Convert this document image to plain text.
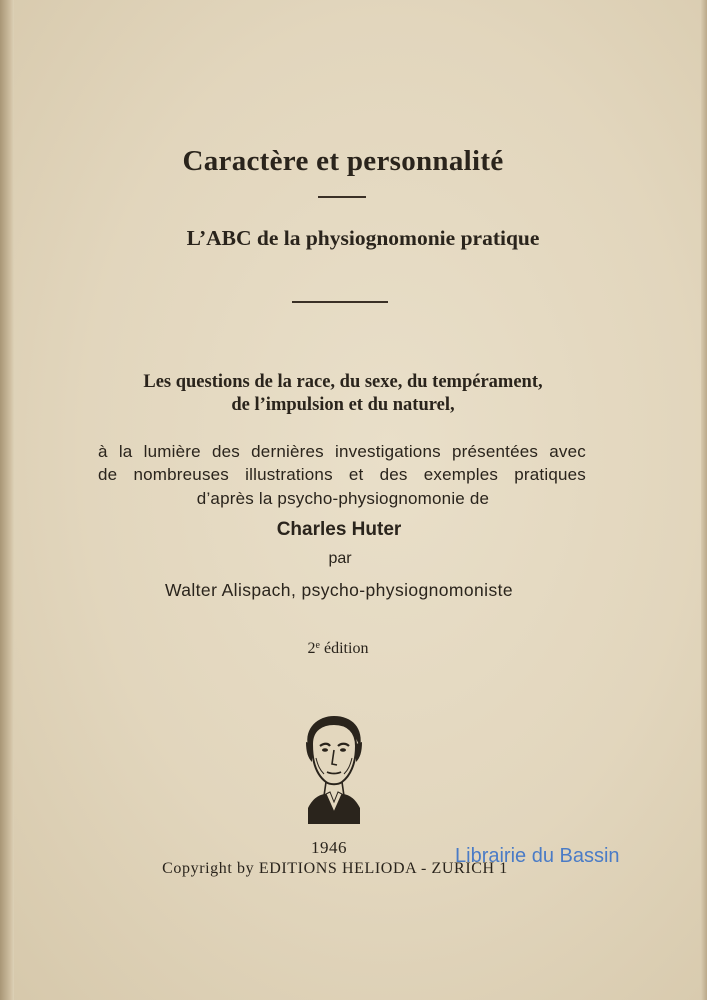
Caractère et personnalité
L’ABC de la physiognomonie pratique
Les questions de la race, du sexe, du tempérament,
de l’impulsion et du naturel,
à la lumière des dernières investigations présentées avec
de nombreuses illustrations et des exemples pratiques
d’après la psycho-physiognomonie de
Charles Huter
par
Walter Alispach, psycho-physiognomoniste
2e édition
1946
Copyright by EDITIONS HELIODA - ZURICH 1
Librairie du Bassin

————

### Task
Without the images, write out each line of the data verbatim.

### Answer in full
Convert this document image to plain text.
Caractère et personnalité
L’ABC de la physiognomonie pratique
Les questions de la race, du sexe, du tempérament,
de l’impulsion et du naturel,
à la lumière des dernières investigations présentées avec
de nombreuses illustrations et des exemples pratiques
d’après la psycho-physiognomonie de
Charles Huter
par
Walter Alispach, psycho-physiognomoniste
2e édition
1946
Copyright by EDITIONS HELIODA - ZURICH 1
Librairie du Bassin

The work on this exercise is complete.